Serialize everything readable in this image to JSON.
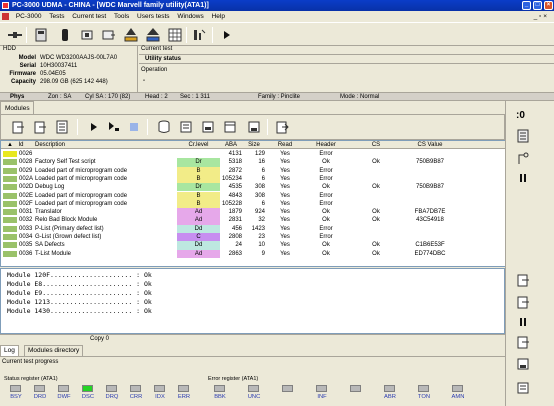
{
  "window": {
    "title": "PC-3000 UDMA - CHINA - [WDC Marvell family utility(ATA1)]"
  },
  "menu": [
    {
      "label": "PC-3000"
    },
    {
      "label": "Tests"
    },
    {
      "label": "Current test"
    },
    {
      "label": "Tools"
    },
    {
      "label": "Users tests"
    },
    {
      "label": "Windows"
    },
    {
      "label": "Help"
    }
  ],
  "hdd": {
    "header": "HDD",
    "model_label": "Model",
    "model": "WDC WD3200AAJS-00L7A0",
    "serial_label": "Serial",
    "serial": "10H30037411",
    "firmware_label": "Firmware",
    "firmware": "05.04E05",
    "capacity_label": "Capacity",
    "capacity": "298.09 GB (625 142 448)"
  },
  "current_test": {
    "header": "Current test",
    "name": "Utility status",
    "operation_label": "Operation",
    "operation": "-"
  },
  "phys": {
    "label": "Phys",
    "zone": "Zon : SA",
    "cyl": "Cyl SA : 170 (82)",
    "head": "Head : 2",
    "sec": "Sec : 1 311",
    "family": "Family : Pinclite",
    "mode": "Mode : Normal"
  },
  "modules": {
    "header": "Modules"
  },
  "table": {
    "columns": [
      "Id",
      "Description",
      "Cr.level",
      "ABA",
      "Size",
      "Read",
      "Header",
      "CS",
      "CS Value"
    ],
    "rows": [
      {
        "id": "0026",
        "desc": "",
        "level": "",
        "aba": "4131",
        "size": "129",
        "read": "Yes",
        "header": "Error",
        "cs": "",
        "csv": ""
      },
      {
        "id": "0028",
        "desc": "Factory Self Test script",
        "level": "Dr",
        "aba": "5318",
        "size": "16",
        "read": "Yes",
        "header": "Ok",
        "cs": "Ok",
        "csv": "750B9B87"
      },
      {
        "id": "0029",
        "desc": "Loaded part of microprogram code",
        "level": "B",
        "aba": "2872",
        "size": "6",
        "read": "Yes",
        "header": "Error",
        "cs": "",
        "csv": ""
      },
      {
        "id": "002A",
        "desc": "Loaded part of microprogram code",
        "level": "B",
        "aba": "105234",
        "size": "6",
        "read": "Yes",
        "header": "Error",
        "cs": "",
        "csv": ""
      },
      {
        "id": "002D",
        "desc": "Debug Log",
        "level": "Dr",
        "aba": "4535",
        "size": "308",
        "read": "Yes",
        "header": "Ok",
        "cs": "Ok",
        "csv": "750B9B87"
      },
      {
        "id": "002E",
        "desc": "Loaded part of microprogram code",
        "level": "B",
        "aba": "4843",
        "size": "308",
        "read": "Yes",
        "header": "Error",
        "cs": "",
        "csv": ""
      },
      {
        "id": "002F",
        "desc": "Loaded part of microprogram code",
        "level": "B",
        "aba": "105228",
        "size": "6",
        "read": "Yes",
        "header": "Error",
        "cs": "",
        "csv": ""
      },
      {
        "id": "0031",
        "desc": "Translator",
        "level": "Ad",
        "aba": "1879",
        "size": "924",
        "read": "Yes",
        "header": "Ok",
        "cs": "Ok",
        "csv": "FBA7DB7E"
      },
      {
        "id": "0032",
        "desc": "Relo Bad Block Module",
        "level": "Ad",
        "aba": "2831",
        "size": "32",
        "read": "Yes",
        "header": "Ok",
        "cs": "Ok",
        "csv": "43C54918"
      },
      {
        "id": "0033",
        "desc": "P-List (Primary defect list)",
        "level": "Dd",
        "aba": "456",
        "size": "1423",
        "read": "Yes",
        "header": "Error",
        "cs": "",
        "csv": ""
      },
      {
        "id": "0034",
        "desc": "G-List (Grown defect list)",
        "level": "C",
        "aba": "2808",
        "size": "23",
        "read": "Yes",
        "header": "Error",
        "cs": "",
        "csv": ""
      },
      {
        "id": "0035",
        "desc": "SA Defects",
        "level": "Dd",
        "aba": "24",
        "size": "10",
        "read": "Yes",
        "header": "Ok",
        "cs": "Ok",
        "csv": "C1B6E53F"
      },
      {
        "id": "0036",
        "desc": "T-List Module",
        "level": "Ad",
        "aba": "2863",
        "size": "9",
        "read": "Yes",
        "header": "Ok",
        "cs": "Ok",
        "csv": "ED774DBC"
      }
    ]
  },
  "level_colors": {
    "Dr": "#a8e6a0",
    "B": "#f2ec88",
    "Ad": "#e6a8ea",
    "Dd": "#bde8e0",
    "C": "#c78ef0"
  },
  "id_colors": {
    "selected": "#e8e820",
    "normal": "#9ac26a"
  },
  "log": {
    "lines": [
      "Module 120F..................... : Ok",
      "Module E8....................... : Ok",
      "Module E9....................... : Ok",
      "Module 1213..................... : Ok",
      "Module 1430..................... : Ok"
    ]
  },
  "copy_bar": {
    "text": "Copy 0"
  },
  "tabs": [
    {
      "label": "Log"
    },
    {
      "label": "Modules directory"
    }
  ],
  "progress": {
    "label": "Current test progress"
  },
  "status_register": {
    "label": "Status register (ATA1)",
    "leds": [
      "BSY",
      "DRD",
      "DWF",
      "DSC",
      "DRQ",
      "CRR",
      "IDX",
      "ERR"
    ],
    "active": "DSC",
    "active_color": "#25d425"
  },
  "error_register": {
    "label": "Error register (ATA1)",
    "leds": [
      "BBK",
      "UNC",
      "",
      "INF",
      "",
      "ABR",
      "TON",
      "AMN"
    ]
  }
}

Stated task
Omit the pictures. Output every record above word for word.

Completed task
Serialize everything readable in this image to JSON.
{
  "window": {
    "title": "PC-3000 UDMA - CHINA - [WDC Marvell family utility(ATA1)]"
  },
  "menu": [
    {
      "label": "PC-3000"
    },
    {
      "label": "Tests"
    },
    {
      "label": "Current test"
    },
    {
      "label": "Tools"
    },
    {
      "label": "Users tests"
    },
    {
      "label": "Windows"
    },
    {
      "label": "Help"
    }
  ],
  "hdd": {
    "header": "HDD",
    "model_label": "Model",
    "model": "WDC WD3200AAJS-00L7A0",
    "serial_label": "Serial",
    "serial": "10H30037411",
    "firmware_label": "Firmware",
    "firmware": "05.04E05",
    "capacity_label": "Capacity",
    "capacity": "298.09 GB (625 142 448)"
  },
  "current_test": {
    "header": "Current test",
    "name": "Utility status",
    "operation_label": "Operation",
    "operation": "-"
  },
  "phys": {
    "label": "Phys",
    "zone": "Zon : SA",
    "cyl": "Cyl SA : 170 (82)",
    "head": "Head : 2",
    "sec": "Sec : 1 311",
    "family": "Family : Pinclite",
    "mode": "Mode : Normal"
  },
  "modules": {
    "header": "Modules"
  },
  "table": {
    "columns": [
      "Id",
      "Description",
      "Cr.level",
      "ABA",
      "Size",
      "Read",
      "Header",
      "CS",
      "CS Value"
    ],
    "rows": [
      {
        "id": "0026",
        "desc": "",
        "level": "",
        "aba": "4131",
        "size": "129",
        "read": "Yes",
        "header": "Error",
        "cs": "",
        "csv": ""
      },
      {
        "id": "0028",
        "desc": "Factory Self Test script",
        "level": "Dr",
        "aba": "5318",
        "size": "16",
        "read": "Yes",
        "header": "Ok",
        "cs": "Ok",
        "csv": "750B9B87"
      },
      {
        "id": "0029",
        "desc": "Loaded part of microprogram code",
        "level": "B",
        "aba": "2872",
        "size": "6",
        "read": "Yes",
        "header": "Error",
        "cs": "",
        "csv": ""
      },
      {
        "id": "002A",
        "desc": "Loaded part of microprogram code",
        "level": "B",
        "aba": "105234",
        "size": "6",
        "read": "Yes",
        "header": "Error",
        "cs": "",
        "csv": ""
      },
      {
        "id": "002D",
        "desc": "Debug Log",
        "level": "Dr",
        "aba": "4535",
        "size": "308",
        "read": "Yes",
        "header": "Ok",
        "cs": "Ok",
        "csv": "750B9B87"
      },
      {
        "id": "002E",
        "desc": "Loaded part of microprogram code",
        "level": "B",
        "aba": "4843",
        "size": "308",
        "read": "Yes",
        "header": "Error",
        "cs": "",
        "csv": ""
      },
      {
        "id": "002F",
        "desc": "Loaded part of microprogram code",
        "level": "B",
        "aba": "105228",
        "size": "6",
        "read": "Yes",
        "header": "Error",
        "cs": "",
        "csv": ""
      },
      {
        "id": "0031",
        "desc": "Translator",
        "level": "Ad",
        "aba": "1879",
        "size": "924",
        "read": "Yes",
        "header": "Ok",
        "cs": "Ok",
        "csv": "FBA7DB7E"
      },
      {
        "id": "0032",
        "desc": "Relo Bad Block Module",
        "level": "Ad",
        "aba": "2831",
        "size": "32",
        "read": "Yes",
        "header": "Ok",
        "cs": "Ok",
        "csv": "43C54918"
      },
      {
        "id": "0033",
        "desc": "P-List (Primary defect list)",
        "level": "Dd",
        "aba": "456",
        "size": "1423",
        "read": "Yes",
        "header": "Error",
        "cs": "",
        "csv": ""
      },
      {
        "id": "0034",
        "desc": "G-List (Grown defect list)",
        "level": "C",
        "aba": "2808",
        "size": "23",
        "read": "Yes",
        "header": "Error",
        "cs": "",
        "csv": ""
      },
      {
        "id": "0035",
        "desc": "SA Defects",
        "level": "Dd",
        "aba": "24",
        "size": "10",
        "read": "Yes",
        "header": "Ok",
        "cs": "Ok",
        "csv": "C1B6E53F"
      },
      {
        "id": "0036",
        "desc": "T-List Module",
        "level": "Ad",
        "aba": "2863",
        "size": "9",
        "read": "Yes",
        "header": "Ok",
        "cs": "Ok",
        "csv": "ED774DBC"
      }
    ]
  },
  "level_colors": {
    "Dr": "#a8e6a0",
    "B": "#f2ec88",
    "Ad": "#e6a8ea",
    "Dd": "#bde8e0",
    "C": "#c78ef0"
  },
  "id_colors": {
    "selected": "#e8e820",
    "normal": "#9ac26a"
  },
  "log": {
    "lines": [
      "Module 120F..................... : Ok",
      "Module E8....................... : Ok",
      "Module E9....................... : Ok",
      "Module 1213..................... : Ok",
      "Module 1430..................... : Ok"
    ]
  },
  "copy_bar": {
    "text": "Copy 0"
  },
  "tabs": [
    {
      "label": "Log"
    },
    {
      "label": "Modules directory"
    }
  ],
  "progress": {
    "label": "Current test progress"
  },
  "status_register": {
    "label": "Status register (ATA1)",
    "leds": [
      "BSY",
      "DRD",
      "DWF",
      "DSC",
      "DRQ",
      "CRR",
      "IDX",
      "ERR"
    ],
    "active": "DSC",
    "active_color": "#25d425"
  },
  "error_register": {
    "label": "Error register (ATA1)",
    "leds": [
      "BBK",
      "UNC",
      "",
      "INF",
      "",
      "ABR",
      "TON",
      "AMN"
    ]
  }
}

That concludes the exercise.